■ Directions for this task ■
From the listing below, count the lines where the string "points" occurs. Give the number, with no other words.

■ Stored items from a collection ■
>> begin

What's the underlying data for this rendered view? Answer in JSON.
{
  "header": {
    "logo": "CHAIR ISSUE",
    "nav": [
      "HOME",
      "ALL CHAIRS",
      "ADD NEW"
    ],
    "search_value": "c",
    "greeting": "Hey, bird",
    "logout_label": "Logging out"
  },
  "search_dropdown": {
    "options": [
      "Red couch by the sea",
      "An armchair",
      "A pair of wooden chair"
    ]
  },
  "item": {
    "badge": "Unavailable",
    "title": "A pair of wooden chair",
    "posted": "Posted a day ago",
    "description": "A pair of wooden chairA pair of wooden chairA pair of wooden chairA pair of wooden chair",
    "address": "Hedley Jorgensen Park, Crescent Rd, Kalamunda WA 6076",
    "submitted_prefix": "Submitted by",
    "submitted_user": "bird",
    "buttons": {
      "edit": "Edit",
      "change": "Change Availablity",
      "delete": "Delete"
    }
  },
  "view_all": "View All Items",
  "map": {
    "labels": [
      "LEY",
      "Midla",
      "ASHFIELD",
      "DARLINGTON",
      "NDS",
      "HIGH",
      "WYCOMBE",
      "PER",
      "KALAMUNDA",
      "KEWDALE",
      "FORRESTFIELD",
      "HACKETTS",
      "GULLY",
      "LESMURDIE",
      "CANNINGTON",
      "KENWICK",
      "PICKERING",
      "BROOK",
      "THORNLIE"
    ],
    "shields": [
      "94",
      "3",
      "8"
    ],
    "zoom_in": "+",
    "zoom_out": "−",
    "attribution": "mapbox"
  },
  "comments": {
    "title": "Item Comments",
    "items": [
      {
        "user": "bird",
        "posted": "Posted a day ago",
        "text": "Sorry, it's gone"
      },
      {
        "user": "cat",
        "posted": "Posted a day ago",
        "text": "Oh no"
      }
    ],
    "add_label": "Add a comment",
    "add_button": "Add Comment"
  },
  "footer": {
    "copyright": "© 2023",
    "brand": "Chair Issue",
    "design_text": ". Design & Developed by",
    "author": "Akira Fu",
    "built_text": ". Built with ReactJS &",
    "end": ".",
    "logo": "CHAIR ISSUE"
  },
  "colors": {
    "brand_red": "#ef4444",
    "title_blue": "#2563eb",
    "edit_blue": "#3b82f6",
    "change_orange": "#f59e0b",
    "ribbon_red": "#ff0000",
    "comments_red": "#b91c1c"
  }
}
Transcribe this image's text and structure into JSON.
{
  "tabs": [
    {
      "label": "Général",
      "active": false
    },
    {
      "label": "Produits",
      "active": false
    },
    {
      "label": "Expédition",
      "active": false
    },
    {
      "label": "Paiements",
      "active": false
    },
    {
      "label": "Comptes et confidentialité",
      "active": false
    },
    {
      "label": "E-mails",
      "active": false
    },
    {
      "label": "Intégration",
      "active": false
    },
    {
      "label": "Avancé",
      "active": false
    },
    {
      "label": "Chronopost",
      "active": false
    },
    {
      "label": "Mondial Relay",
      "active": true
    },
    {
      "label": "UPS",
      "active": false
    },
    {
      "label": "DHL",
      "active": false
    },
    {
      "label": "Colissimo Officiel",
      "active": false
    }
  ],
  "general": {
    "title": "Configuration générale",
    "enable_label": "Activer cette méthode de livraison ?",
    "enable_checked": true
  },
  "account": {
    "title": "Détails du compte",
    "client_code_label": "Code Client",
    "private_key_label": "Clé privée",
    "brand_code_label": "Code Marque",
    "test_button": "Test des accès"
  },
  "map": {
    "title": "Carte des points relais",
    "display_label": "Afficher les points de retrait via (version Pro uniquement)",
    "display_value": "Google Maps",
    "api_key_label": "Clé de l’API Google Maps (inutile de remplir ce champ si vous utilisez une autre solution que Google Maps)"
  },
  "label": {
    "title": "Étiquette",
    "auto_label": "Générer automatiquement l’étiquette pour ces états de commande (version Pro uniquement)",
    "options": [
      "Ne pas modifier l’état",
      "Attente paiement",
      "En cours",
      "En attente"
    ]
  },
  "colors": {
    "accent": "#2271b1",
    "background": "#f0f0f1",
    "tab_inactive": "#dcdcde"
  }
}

>> end

■ Exercise result ■
2